▶ **What you are asked to do**
Repeat only the lines below from the one that contains "Read the values" through the final line, exactly. Omit pictures.

▶ **The records**
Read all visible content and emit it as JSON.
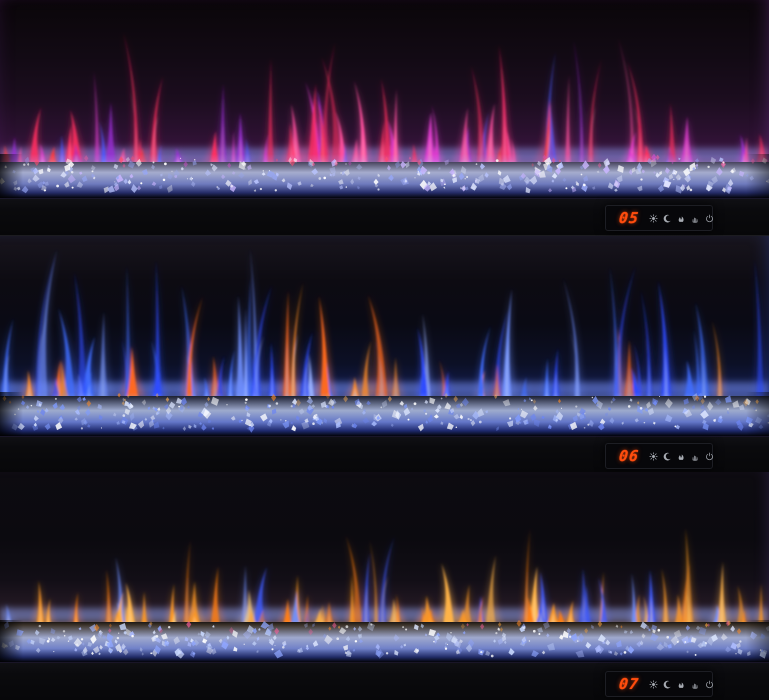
{
  "product": {
    "description_visible_text": "",
    "led_color": "#ff4d0e",
    "icon_color": "#c3c8d0"
  },
  "controls": {
    "icons": [
      "brightness-icon",
      "sleep-timer-icon",
      "flame-effect-icon",
      "heat-icon",
      "power-icon"
    ]
  },
  "panels": [
    {
      "display": {
        "value": "05"
      },
      "flames": {
        "count": 78,
        "min_h": 16,
        "max_h": 92,
        "tall_h": 138,
        "colors": [
          [
            "#ff2e5f",
            26
          ],
          [
            "#ff4f9e",
            20
          ],
          [
            "#e23bd0",
            16
          ],
          [
            "#9b2fd6",
            14
          ],
          [
            "#ff3838",
            12
          ],
          [
            "#4a58ff",
            12
          ]
        ],
        "light": "#ff9fc4"
      },
      "crystals": {
        "bright": "#cdd6ff",
        "mid": "#8d9cf0",
        "deep": "#3a47a8",
        "top_glow": "#b9a4ff",
        "bits": [
          "#ffffff",
          "#e2e8ff",
          "#b9c4ff",
          "#97a6f2",
          "#c9b6ff"
        ],
        "accents": [
          "#ff5f9e",
          "#d94fd1",
          "#ff4d6f"
        ]
      }
    },
    {
      "display": {
        "value": "06"
      },
      "flames": {
        "count": 70,
        "min_h": 20,
        "max_h": 118,
        "tall_h": 150,
        "colors": [
          [
            "#2e4bff",
            26
          ],
          [
            "#3f6dff",
            22
          ],
          [
            "#6f8fff",
            16
          ],
          [
            "#9db4ff",
            10
          ],
          [
            "#ff8c26",
            14
          ],
          [
            "#ff6a1f",
            12
          ]
        ],
        "light": "#bcd0ff"
      },
      "crystals": {
        "bright": "#c4d4ff",
        "mid": "#7f97ff",
        "deep": "#2f43b0",
        "top_glow": "#9db4ff",
        "bits": [
          "#ffffff",
          "#dce6ff",
          "#a9bdff",
          "#7f9bff",
          "#6d86f0"
        ],
        "accents": [
          "#ff8c26",
          "#ffb357"
        ]
      }
    },
    {
      "display": {
        "value": "07"
      },
      "flames": {
        "count": 74,
        "min_h": 14,
        "max_h": 64,
        "tall_h": 96,
        "colors": [
          [
            "#ff9a24",
            26
          ],
          [
            "#ffb347",
            20
          ],
          [
            "#ff7d12",
            18
          ],
          [
            "#ffd37a",
            8
          ],
          [
            "#3f5bff",
            16
          ],
          [
            "#6f8fff",
            12
          ]
        ],
        "light": "#ffdca6"
      },
      "crystals": {
        "bright": "#c6d2ff",
        "mid": "#8fa4ff",
        "deep": "#3548a8",
        "top_glow": "#ffd9a0",
        "bits": [
          "#ffffff",
          "#dce6ff",
          "#aebdff",
          "#8fa6ff",
          "#c9d9ff"
        ],
        "accents": [
          "#ffa83d",
          "#ff8c26",
          "#ff5f9e"
        ]
      }
    }
  ]
}
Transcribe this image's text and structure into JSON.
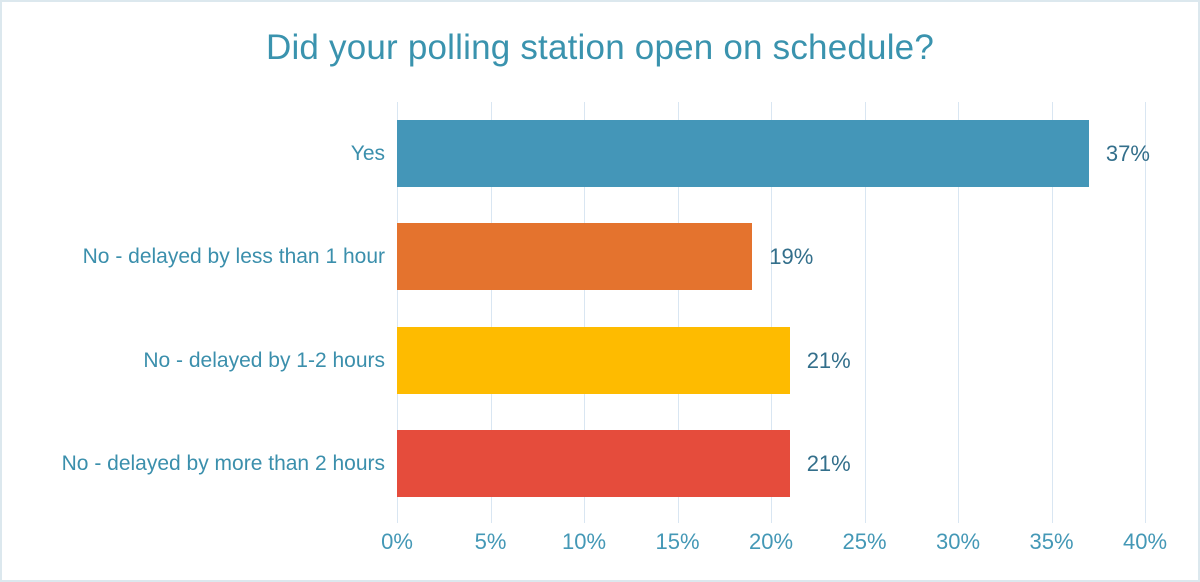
{
  "title": "Did your polling station open on schedule?",
  "chart_data": {
    "type": "bar",
    "orientation": "horizontal",
    "title": "Did your polling station open on schedule?",
    "categories": [
      "Yes",
      "No - delayed by less than 1 hour",
      "No - delayed by 1-2 hours",
      "No - delayed by more than 2 hours"
    ],
    "values": [
      37,
      19,
      21,
      21
    ],
    "value_labels": [
      "37%",
      "19%",
      "21%",
      "21%"
    ],
    "bar_colors": [
      "#4496b8",
      "#e4732e",
      "#febb00",
      "#e54c3c"
    ],
    "x_ticks": [
      "0%",
      "5%",
      "10%",
      "15%",
      "20%",
      "25%",
      "30%",
      "35%",
      "40%"
    ],
    "x_tick_values": [
      0,
      5,
      10,
      15,
      20,
      25,
      30,
      35,
      40
    ],
    "xlim": [
      0,
      40
    ],
    "grid": true,
    "legend": false,
    "xlabel": "",
    "ylabel": ""
  },
  "colors": {
    "title_text": "#3a93ae",
    "category_text": "#3b8fac",
    "value_text": "#336f8b",
    "axis_text": "#4498b6",
    "gridline": "#d9e6f2",
    "border": "#dce8ee",
    "background": "#ffffff"
  }
}
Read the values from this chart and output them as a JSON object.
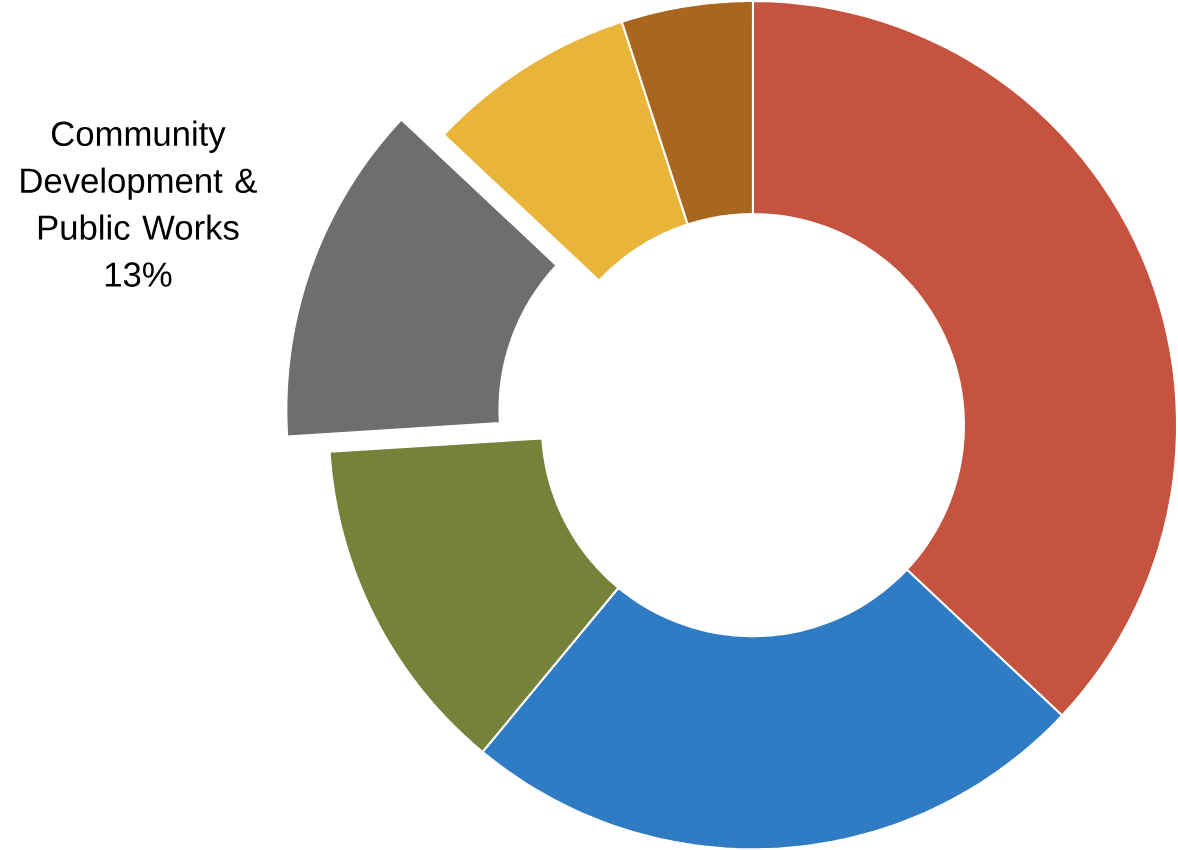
{
  "chart_data": {
    "type": "donut",
    "categories": [
      null,
      null,
      null,
      "Community Development & Public Works",
      null,
      null
    ],
    "values": [
      37,
      24,
      13,
      13,
      8,
      5
    ],
    "colors": [
      "#c6533f",
      "#2f7cc4",
      "#76823a",
      "#6e6e70",
      "#e8b53a",
      "#a8661f"
    ],
    "value_labels": [
      null,
      null,
      null,
      "13%",
      null,
      null
    ]
  }
}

▶ **Solution to this problem**
Read the values from this chart and output them as a JSON object.
{
  "chart_data": {
    "type": "donut",
    "categories": [
      null,
      null,
      null,
      "Community Development & Public Works",
      null,
      null
    ],
    "values": [
      37,
      24,
      13,
      13,
      8,
      5
    ],
    "colors": [
      "#c6533f",
      "#2f7cc4",
      "#76823a",
      "#6e6e70",
      "#e8b53a",
      "#a8661f"
    ],
    "value_labels": [
      null,
      null,
      null,
      "13%",
      null,
      null
    ]
  }
}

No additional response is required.